↓↓↓

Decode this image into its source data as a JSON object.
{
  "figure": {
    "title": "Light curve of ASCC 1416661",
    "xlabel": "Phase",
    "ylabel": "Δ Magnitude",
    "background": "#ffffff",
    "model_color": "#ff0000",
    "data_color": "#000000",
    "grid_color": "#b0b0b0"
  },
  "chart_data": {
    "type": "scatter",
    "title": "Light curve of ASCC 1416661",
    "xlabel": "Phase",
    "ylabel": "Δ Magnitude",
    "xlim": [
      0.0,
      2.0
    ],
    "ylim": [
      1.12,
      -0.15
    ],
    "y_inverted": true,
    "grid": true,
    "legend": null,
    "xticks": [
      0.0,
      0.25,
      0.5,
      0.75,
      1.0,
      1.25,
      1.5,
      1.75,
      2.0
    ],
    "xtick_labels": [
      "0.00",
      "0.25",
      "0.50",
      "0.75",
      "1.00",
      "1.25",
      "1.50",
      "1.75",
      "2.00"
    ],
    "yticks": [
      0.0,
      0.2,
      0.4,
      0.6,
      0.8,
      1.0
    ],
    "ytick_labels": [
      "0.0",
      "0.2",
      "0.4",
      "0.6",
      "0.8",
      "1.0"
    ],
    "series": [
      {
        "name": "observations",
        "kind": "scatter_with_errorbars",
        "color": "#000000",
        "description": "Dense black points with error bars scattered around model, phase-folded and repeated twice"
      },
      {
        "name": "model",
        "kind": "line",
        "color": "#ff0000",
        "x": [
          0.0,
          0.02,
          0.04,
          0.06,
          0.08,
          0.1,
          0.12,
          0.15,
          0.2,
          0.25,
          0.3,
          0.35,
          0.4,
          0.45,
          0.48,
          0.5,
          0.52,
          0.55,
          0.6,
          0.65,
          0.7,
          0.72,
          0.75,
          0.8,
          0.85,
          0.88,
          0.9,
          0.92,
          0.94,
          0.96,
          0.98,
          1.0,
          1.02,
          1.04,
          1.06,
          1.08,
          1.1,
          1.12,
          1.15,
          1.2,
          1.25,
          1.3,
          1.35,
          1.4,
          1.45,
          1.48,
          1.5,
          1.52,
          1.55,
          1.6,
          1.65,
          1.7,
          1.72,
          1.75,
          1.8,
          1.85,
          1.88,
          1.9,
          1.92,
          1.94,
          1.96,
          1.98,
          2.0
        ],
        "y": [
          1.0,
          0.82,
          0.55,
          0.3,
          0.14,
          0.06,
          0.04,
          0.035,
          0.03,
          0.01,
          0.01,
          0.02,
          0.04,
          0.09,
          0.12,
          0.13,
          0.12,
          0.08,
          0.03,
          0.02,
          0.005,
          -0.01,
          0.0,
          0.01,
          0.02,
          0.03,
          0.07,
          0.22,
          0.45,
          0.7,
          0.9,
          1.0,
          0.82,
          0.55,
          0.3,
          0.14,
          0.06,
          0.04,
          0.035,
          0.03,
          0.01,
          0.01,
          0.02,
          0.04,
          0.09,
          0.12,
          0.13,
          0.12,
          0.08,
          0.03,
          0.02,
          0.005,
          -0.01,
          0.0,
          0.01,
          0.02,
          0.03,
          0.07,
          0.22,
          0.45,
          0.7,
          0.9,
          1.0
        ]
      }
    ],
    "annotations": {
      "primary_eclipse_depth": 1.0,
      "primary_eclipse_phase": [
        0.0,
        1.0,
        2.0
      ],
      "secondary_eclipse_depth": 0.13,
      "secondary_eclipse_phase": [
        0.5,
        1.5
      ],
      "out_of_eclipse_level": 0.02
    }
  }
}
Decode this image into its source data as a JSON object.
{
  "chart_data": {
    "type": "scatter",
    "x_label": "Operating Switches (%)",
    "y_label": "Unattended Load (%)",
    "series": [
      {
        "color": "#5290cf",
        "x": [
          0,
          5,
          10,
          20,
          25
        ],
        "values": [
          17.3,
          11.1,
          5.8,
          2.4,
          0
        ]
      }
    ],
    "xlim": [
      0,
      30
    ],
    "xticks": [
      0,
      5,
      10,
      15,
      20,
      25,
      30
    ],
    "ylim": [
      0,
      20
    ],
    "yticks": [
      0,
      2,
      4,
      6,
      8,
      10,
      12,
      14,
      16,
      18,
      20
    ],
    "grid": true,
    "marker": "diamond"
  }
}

↑↑↑

▸ **EXERCISE OBJECTIVE**:
The entries above must be returned in full, exactly as shown.

▸ **OUTPUT OF THE EXERCISE**:
Decode this image into its source data as a JSON object.
{
  "figure": {
    "title": "Light curve of ASCC 1416661",
    "xlabel": "Phase",
    "ylabel": "Δ Magnitude",
    "background": "#ffffff",
    "model_color": "#ff0000",
    "data_color": "#000000",
    "grid_color": "#b0b0b0"
  },
  "chart_data": {
    "type": "scatter",
    "title": "Light curve of ASCC 1416661",
    "xlabel": "Phase",
    "ylabel": "Δ Magnitude",
    "xlim": [
      0.0,
      2.0
    ],
    "ylim": [
      1.12,
      -0.15
    ],
    "y_inverted": true,
    "grid": true,
    "legend": null,
    "xticks": [
      0.0,
      0.25,
      0.5,
      0.75,
      1.0,
      1.25,
      1.5,
      1.75,
      2.0
    ],
    "xtick_labels": [
      "0.00",
      "0.25",
      "0.50",
      "0.75",
      "1.00",
      "1.25",
      "1.50",
      "1.75",
      "2.00"
    ],
    "yticks": [
      0.0,
      0.2,
      0.4,
      0.6,
      0.8,
      1.0
    ],
    "ytick_labels": [
      "0.0",
      "0.2",
      "0.4",
      "0.6",
      "0.8",
      "1.0"
    ],
    "series": [
      {
        "name": "observations",
        "kind": "scatter_with_errorbars",
        "color": "#000000",
        "description": "Dense black points with error bars scattered around model, phase-folded and repeated twice"
      },
      {
        "name": "model",
        "kind": "line",
        "color": "#ff0000",
        "x": [
          0.0,
          0.02,
          0.04,
          0.06,
          0.08,
          0.1,
          0.12,
          0.15,
          0.2,
          0.25,
          0.3,
          0.35,
          0.4,
          0.45,
          0.48,
          0.5,
          0.52,
          0.55,
          0.6,
          0.65,
          0.7,
          0.72,
          0.75,
          0.8,
          0.85,
          0.88,
          0.9,
          0.92,
          0.94,
          0.96,
          0.98,
          1.0,
          1.02,
          1.04,
          1.06,
          1.08,
          1.1,
          1.12,
          1.15,
          1.2,
          1.25,
          1.3,
          1.35,
          1.4,
          1.45,
          1.48,
          1.5,
          1.52,
          1.55,
          1.6,
          1.65,
          1.7,
          1.72,
          1.75,
          1.8,
          1.85,
          1.88,
          1.9,
          1.92,
          1.94,
          1.96,
          1.98,
          2.0
        ],
        "y": [
          1.0,
          0.82,
          0.55,
          0.3,
          0.14,
          0.06,
          0.04,
          0.035,
          0.03,
          0.01,
          0.01,
          0.02,
          0.04,
          0.09,
          0.12,
          0.13,
          0.12,
          0.08,
          0.03,
          0.02,
          0.005,
          -0.01,
          0.0,
          0.01,
          0.02,
          0.03,
          0.07,
          0.22,
          0.45,
          0.7,
          0.9,
          1.0,
          0.82,
          0.55,
          0.3,
          0.14,
          0.06,
          0.04,
          0.035,
          0.03,
          0.01,
          0.01,
          0.02,
          0.04,
          0.09,
          0.12,
          0.13,
          0.12,
          0.08,
          0.03,
          0.02,
          0.005,
          -0.01,
          0.0,
          0.01,
          0.02,
          0.03,
          0.07,
          0.22,
          0.45,
          0.7,
          0.9,
          1.0
        ]
      }
    ],
    "annotations": {
      "primary_eclipse_depth": 1.0,
      "primary_eclipse_phase": [
        0.0,
        1.0,
        2.0
      ],
      "secondary_eclipse_depth": 0.13,
      "secondary_eclipse_phase": [
        0.5,
        1.5
      ],
      "out_of_eclipse_level": 0.02
    }
  }
}
Decode this image into its source data as a JSON object.
{
  "chart_data": {
    "type": "scatter",
    "x_label": "Operating Switches (%)",
    "y_label": "Unattended Load (%)",
    "series": [
      {
        "color": "#5290cf",
        "x": [
          0,
          5,
          10,
          20,
          25
        ],
        "values": [
          17.3,
          11.1,
          5.8,
          2.4,
          0
        ]
      }
    ],
    "xlim": [
      0,
      30
    ],
    "xticks": [
      0,
      5,
      10,
      15,
      20,
      25,
      30
    ],
    "ylim": [
      0,
      20
    ],
    "yticks": [
      0,
      2,
      4,
      6,
      8,
      10,
      12,
      14,
      16,
      18,
      20
    ],
    "grid": true,
    "marker": "diamond"
  }
}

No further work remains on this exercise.